PROBLEM TO SOLVE:
Each line below should be retyped exactly, with no pictures.

GIVEN ENTRIES:
────

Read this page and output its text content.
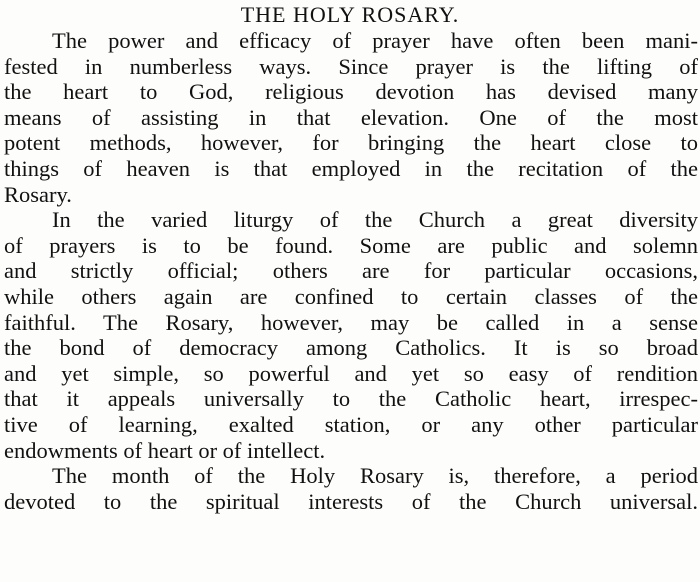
THE HOLY ROSARY.
The power and efficacy of prayer have often been mani-
fested in numberless ways. Since prayer is the lifting of
the heart to God, religious devotion has devised many
means of assisting in that elevation. One of the most
potent methods, however, for bringing the heart close to
things of heaven is that employed in the recitation of the
Rosary.
In the varied liturgy of the Church a great diversity
of prayers is to be found. Some are public and solemn
and strictly official; others are for particular occasions,
while others again are confined to certain classes of the
faithful. The Rosary, however, may be called in a sense
the bond of democracy among Catholics. It is so broad
and yet simple, so powerful and yet so easy of rendition
that it appeals universally to the Catholic heart, irrespec-
tive of learning, exalted station, or any other particular
endowments of heart or of intellect.
The month of the Holy Rosary is, therefore, a period
devoted to the spiritual interests of the Church universal.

────

WRITTEN ANSWER:
Read this page and output its text content.
THE HOLY ROSARY.
The power and efficacy of prayer have often been mani-
fested in numberless ways. Since prayer is the lifting of
the heart to God, religious devotion has devised many
means of assisting in that elevation. One of the most
potent methods, however, for bringing the heart close to
things of heaven is that employed in the recitation of the
Rosary.
In the varied liturgy of the Church a great diversity
of prayers is to be found. Some are public and solemn
and strictly official; others are for particular occasions,
while others again are confined to certain classes of the
faithful. The Rosary, however, may be called in a sense
the bond of democracy among Catholics. It is so broad
and yet simple, so powerful and yet so easy of rendition
that it appeals universally to the Catholic heart, irrespec-
tive of learning, exalted station, or any other particular
endowments of heart or of intellect.
The month of the Holy Rosary is, therefore, a period
devoted to the spiritual interests of the Church universal.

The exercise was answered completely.